Goal: Extract each line holding the word "mantissa" from the entries.

Task input:
# # # # #
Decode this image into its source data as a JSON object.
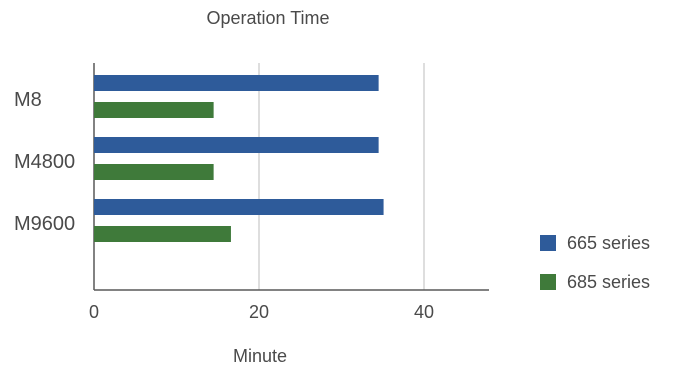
{
  "chart_data": {
    "type": "bar",
    "orientation": "horizontal",
    "title": "Operation Time",
    "xlabel": "Minute",
    "ylabel": "",
    "categories": [
      "M8",
      "M4800",
      "M9600"
    ],
    "series": [
      {
        "name": "665 series",
        "values": [
          34.5,
          34.5,
          35.1
        ],
        "color": "#2e5b9a"
      },
      {
        "name": "685 series",
        "values": [
          14.5,
          14.5,
          16.6
        ],
        "color": "#3f7a3a"
      }
    ],
    "xlim": [
      0,
      48
    ],
    "xticks": [
      0,
      20,
      40
    ],
    "grid": "vertical",
    "legend_position": "right"
  }
}
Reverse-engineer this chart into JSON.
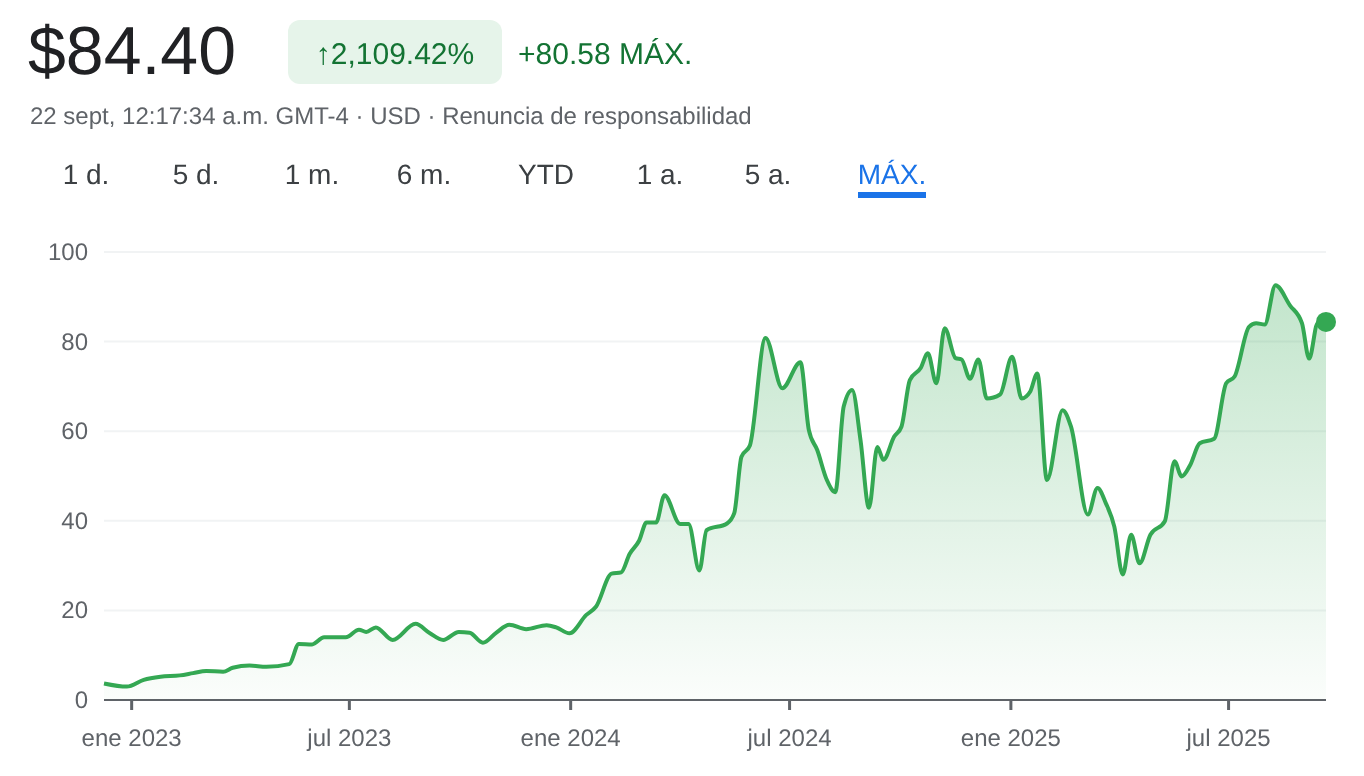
{
  "chart_data": {
    "type": "area",
    "title": "$84.40",
    "subtitle": "22 sept, 12:17:34 a.m. GMT-4 · USD · Renuncia de responsabilidad",
    "annotations": [
      "↑2,109.42%",
      "+80.58 MÁX.",
      "1 d.",
      "5 d.",
      "1 m.",
      "6 m.",
      "YTD",
      "1 a.",
      "5 a.",
      "MÁX."
    ],
    "x": [
      "2022-12-09",
      "2022-12-28",
      "2023-01-11",
      "2023-01-25",
      "2023-02-10",
      "2023-02-21",
      "2023-03-04",
      "2023-03-18",
      "2023-03-26",
      "2023-04-09",
      "2023-04-23",
      "2023-05-12",
      "2023-05-20",
      "2023-05-31",
      "2023-06-10",
      "2023-06-28",
      "2023-07-09",
      "2023-07-15",
      "2023-07-23",
      "2023-08-06",
      "2023-08-25",
      "2023-09-06",
      "2023-09-17",
      "2023-09-30",
      "2023-10-09",
      "2023-10-20",
      "2023-10-31",
      "2023-11-11",
      "2023-11-25",
      "2023-12-12",
      "2023-12-20",
      "2023-12-31",
      "2024-01-14",
      "2024-01-22",
      "2024-02-04",
      "2024-02-12",
      "2024-02-19",
      "2024-02-27",
      "2024-03-04",
      "2024-03-12",
      "2024-03-19",
      "2024-04-01",
      "2024-04-08",
      "2024-04-17",
      "2024-04-23",
      "2024-05-10",
      "2024-05-16",
      "2024-05-22",
      "2024-05-29",
      "2024-06-11",
      "2024-06-25",
      "2024-07-10",
      "2024-07-17",
      "2024-07-24",
      "2024-08-01",
      "2024-08-08",
      "2024-08-15",
      "2024-08-22",
      "2024-08-29",
      "2024-09-05",
      "2024-09-12",
      "2024-09-17",
      "2024-09-26",
      "2024-10-02",
      "2024-10-09",
      "2024-10-18",
      "2024-10-24",
      "2024-10-31",
      "2024-11-07",
      "2024-11-16",
      "2024-11-21",
      "2024-11-28",
      "2024-12-05",
      "2024-12-12",
      "2024-12-23",
      "2025-01-02",
      "2025-01-10",
      "2025-01-17",
      "2025-01-23",
      "2025-01-31",
      "2025-02-13",
      "2025-02-20",
      "2025-03-06",
      "2025-03-14",
      "2025-03-21",
      "2025-03-28",
      "2025-04-04",
      "2025-04-11",
      "2025-04-18",
      "2025-04-27",
      "2025-05-09",
      "2025-05-17",
      "2025-05-23",
      "2025-05-30",
      "2025-06-07",
      "2025-06-19",
      "2025-06-29",
      "2025-07-06",
      "2025-07-18",
      "2025-07-24",
      "2025-07-31",
      "2025-08-09",
      "2025-08-21",
      "2025-08-31",
      "2025-09-06",
      "2025-09-13",
      "2025-09-20"
    ],
    "series": [
      {
        "color": "#34a853",
        "values": [
          3.7,
          3.0,
          4.5,
          5.2,
          5.5,
          6.0,
          6.5,
          6.3,
          7.2,
          7.7,
          7.4,
          8.0,
          12.5,
          12.4,
          14.0,
          14.0,
          15.7,
          15.2,
          16.2,
          13.4,
          17.0,
          14.9,
          13.4,
          15.2,
          15.0,
          12.8,
          15.0,
          16.8,
          15.8,
          16.7,
          16.2,
          14.9,
          19.0,
          20.8,
          28.2,
          28.5,
          32.6,
          35.6,
          39.6,
          39.6,
          45.7,
          39.3,
          39.3,
          28.9,
          37.9,
          39.4,
          41.7,
          54.3,
          56.8,
          80.8,
          69.6,
          75.4,
          60.3,
          55.8,
          49.1,
          46.4,
          65.5,
          69.2,
          58.0,
          42.9,
          56.5,
          53.6,
          58.8,
          61.0,
          71.4,
          74.1,
          77.4,
          70.7,
          83.0,
          76.3,
          76.0,
          71.7,
          76.0,
          67.3,
          68.2,
          76.6,
          67.3,
          68.8,
          72.9,
          49.1,
          64.7,
          61.0,
          41.4,
          47.3,
          43.9,
          38.7,
          28.0,
          36.9,
          30.5,
          36.9,
          39.9,
          53.3,
          49.9,
          52.4,
          57.3,
          58.3,
          70.7,
          72.2,
          83.3,
          84.1,
          83.8,
          92.6,
          88.1,
          84.1,
          76.2,
          84.1,
          84.4
        ]
      }
    ],
    "xlim": [
      "2022-12-09",
      "2025-09-20"
    ],
    "xticks": [
      {
        "value": "2023-01-01",
        "label": "ene 2023"
      },
      {
        "value": "2023-07-01",
        "label": "jul 2023"
      },
      {
        "value": "2024-01-01",
        "label": "ene 2024"
      },
      {
        "value": "2024-07-01",
        "label": "jul 2024"
      },
      {
        "value": "2025-01-01",
        "label": "ene 2025"
      },
      {
        "value": "2025-07-01",
        "label": "jul 2025"
      }
    ],
    "ylim": [
      0,
      100
    ],
    "yticks": [
      0,
      20,
      40,
      60,
      80,
      100
    ],
    "grid": "y",
    "marker": "none",
    "line_style": "solid"
  }
}
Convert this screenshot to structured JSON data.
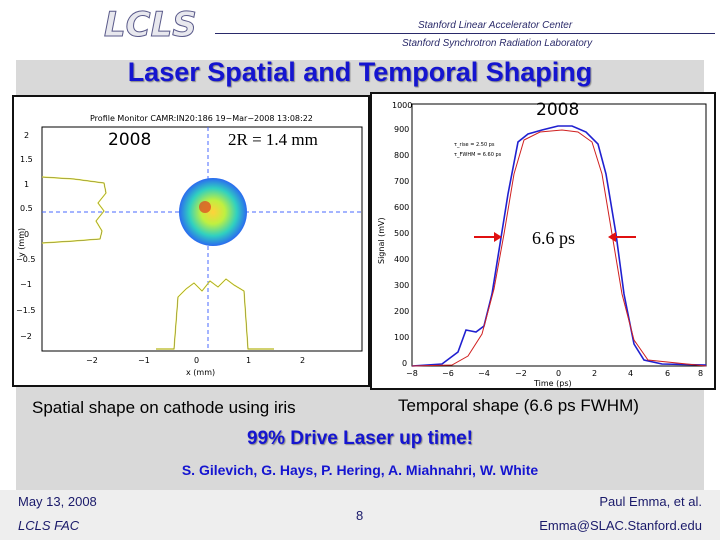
{
  "header": {
    "logo_text": "LCLS",
    "org_line1": "Stanford Linear Accelerator Center",
    "org_line2": "Stanford Synchrotron Radiation Laboratory"
  },
  "title": "Laser Spatial and Temporal Shaping",
  "left_panel": {
    "plot_title": "Profile Monitor CAMR:IN20:186 19−Mar−2008 13:08:22",
    "year": "2008",
    "radius_label": "2R = 1.4 mm",
    "xlabel": "x (mm)",
    "ylabel": "y (mm)",
    "x_ticks": [
      "−2",
      "−1",
      "0",
      "1",
      "2"
    ],
    "y_ticks": [
      "2",
      "1.5",
      "1",
      "0.5",
      "0",
      "−0.5",
      "−1",
      "−1.5",
      "−2"
    ]
  },
  "right_panel": {
    "year": "2008",
    "xlabel": "Time (ps)",
    "ylabel": "Signal (mV)",
    "x_ticks": [
      "−8",
      "−6",
      "−4",
      "−2",
      "0",
      "2",
      "4",
      "6",
      "8"
    ],
    "y_ticks": [
      "0",
      "100",
      "200",
      "300",
      "400",
      "500",
      "600",
      "700",
      "800",
      "900",
      "1000"
    ],
    "legend_line1": "τ_rise = 2.50 ps",
    "legend_line2": "τ_FWHM = 6.60 ps",
    "fwhm_label": "6.6 ps"
  },
  "captions": {
    "spatial": "Spatial shape on cathode using iris",
    "temporal": "Temporal shape (6.6 ps FWHM)"
  },
  "uptime": "99% Drive Laser up time!",
  "authors": "S. Gilevich, G. Hays, P. Hering, A. Miahnahri, W. White",
  "footer": {
    "date": "May 13, 2008",
    "org": "LCLS FAC",
    "page": "8",
    "presenter": "Paul Emma, et al.",
    "email": "Emma@SLAC.Stanford.edu"
  },
  "colors": {
    "title": "#1515d0",
    "trace_blue": "#2020d0",
    "fit_red": "#d02020",
    "arrow_red": "#e01010"
  }
}
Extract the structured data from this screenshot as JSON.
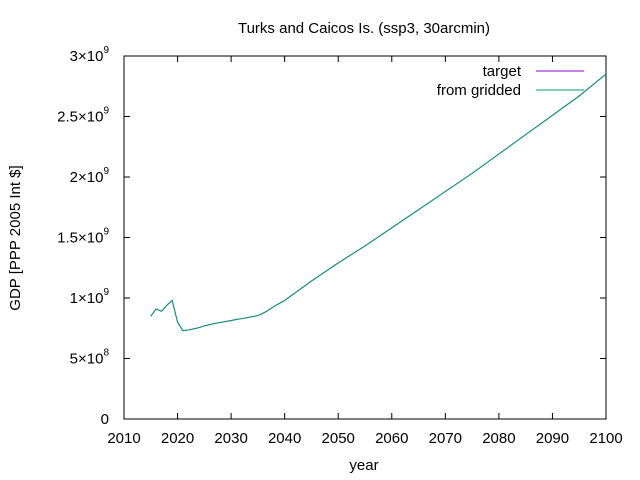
{
  "chart_data": {
    "type": "line",
    "title": "Turks and Caicos Is. (ssp3, 30arcmin)",
    "xlabel": "year",
    "ylabel": "GDP [PPP 2005 Int $]",
    "xlim": [
      2010,
      2100
    ],
    "ylim": [
      0,
      3000000000
    ],
    "grid": false,
    "legend_position": "top-right",
    "x_ticks": [
      2010,
      2020,
      2030,
      2040,
      2050,
      2060,
      2070,
      2080,
      2090,
      2100
    ],
    "y_ticks": [
      {
        "value": 0,
        "mantissa": "0",
        "exponent": ""
      },
      {
        "value": 500000000,
        "mantissa": "5×10",
        "exponent": "8"
      },
      {
        "value": 1000000000,
        "mantissa": "1×10",
        "exponent": "9"
      },
      {
        "value": 1500000000,
        "mantissa": "1.5×10",
        "exponent": "9"
      },
      {
        "value": 2000000000,
        "mantissa": "2×10",
        "exponent": "9"
      },
      {
        "value": 2500000000,
        "mantissa": "2.5×10",
        "exponent": "9"
      },
      {
        "value": 3000000000,
        "mantissa": "3×10",
        "exponent": "9"
      }
    ],
    "series": [
      {
        "name": "target",
        "color": "#9400d3",
        "x": [
          2015,
          2016,
          2017,
          2018,
          2019,
          2020,
          2021,
          2022,
          2023,
          2024,
          2025,
          2026,
          2027,
          2028,
          2029,
          2030,
          2031,
          2032,
          2033,
          2034,
          2035,
          2036,
          2037,
          2038,
          2039,
          2040,
          2045,
          2050,
          2055,
          2060,
          2065,
          2070,
          2075,
          2080,
          2085,
          2090,
          2095,
          2100
        ],
        "y": [
          850000000,
          910000000,
          890000000,
          940000000,
          980000000,
          800000000,
          730000000,
          735000000,
          745000000,
          755000000,
          770000000,
          780000000,
          790000000,
          798000000,
          806000000,
          814000000,
          822000000,
          830000000,
          838000000,
          846000000,
          855000000,
          875000000,
          900000000,
          930000000,
          955000000,
          980000000,
          1140000000,
          1290000000,
          1430000000,
          1580000000,
          1730000000,
          1880000000,
          2030000000,
          2190000000,
          2350000000,
          2510000000,
          2670000000,
          2850000000
        ]
      },
      {
        "name": "from gridded",
        "color": "#009e73",
        "x": [
          2015,
          2016,
          2017,
          2018,
          2019,
          2020,
          2021,
          2022,
          2023,
          2024,
          2025,
          2026,
          2027,
          2028,
          2029,
          2030,
          2031,
          2032,
          2033,
          2034,
          2035,
          2036,
          2037,
          2038,
          2039,
          2040,
          2045,
          2050,
          2055,
          2060,
          2065,
          2070,
          2075,
          2080,
          2085,
          2090,
          2095,
          2100
        ],
        "y": [
          850000000,
          910000000,
          890000000,
          940000000,
          980000000,
          800000000,
          730000000,
          735000000,
          745000000,
          755000000,
          770000000,
          780000000,
          790000000,
          798000000,
          806000000,
          814000000,
          822000000,
          830000000,
          838000000,
          846000000,
          855000000,
          875000000,
          900000000,
          930000000,
          955000000,
          980000000,
          1140000000,
          1290000000,
          1430000000,
          1580000000,
          1730000000,
          1880000000,
          2030000000,
          2190000000,
          2350000000,
          2510000000,
          2670000000,
          2850000000
        ]
      }
    ]
  }
}
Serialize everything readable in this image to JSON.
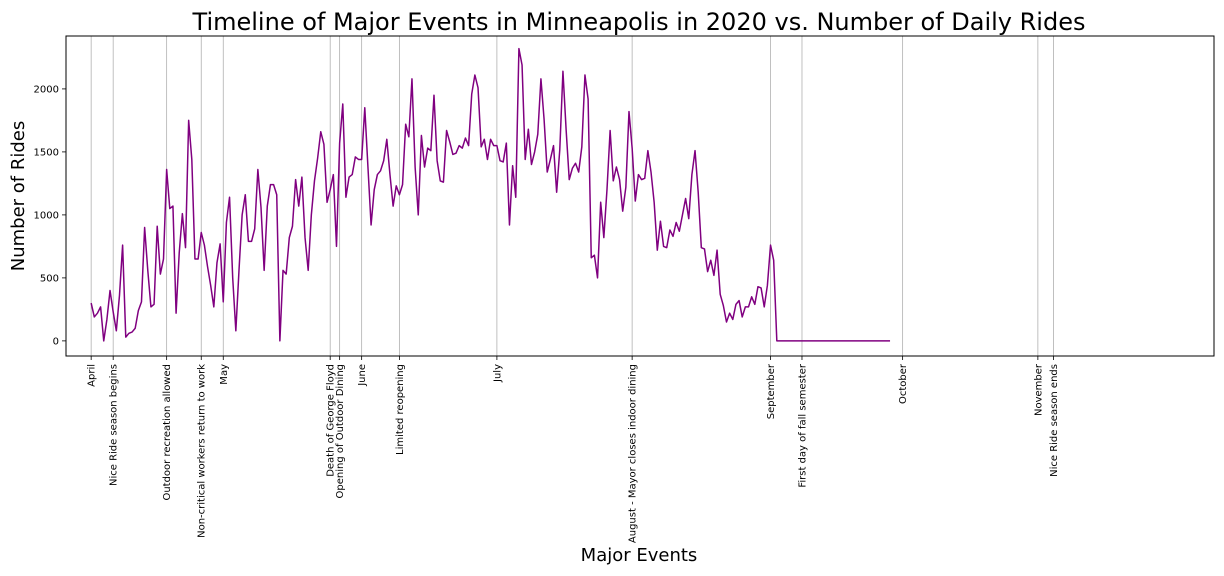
# # # # #
The completed task:
        "mantissa": "0",
        "mantissa": "5×10",
        "mantissa": "1×10",
        "mantissa": "1.5×10",
        "mantissa": "2×10",
        "mantissa": "2.5×10",
        "mantissa": "3×10",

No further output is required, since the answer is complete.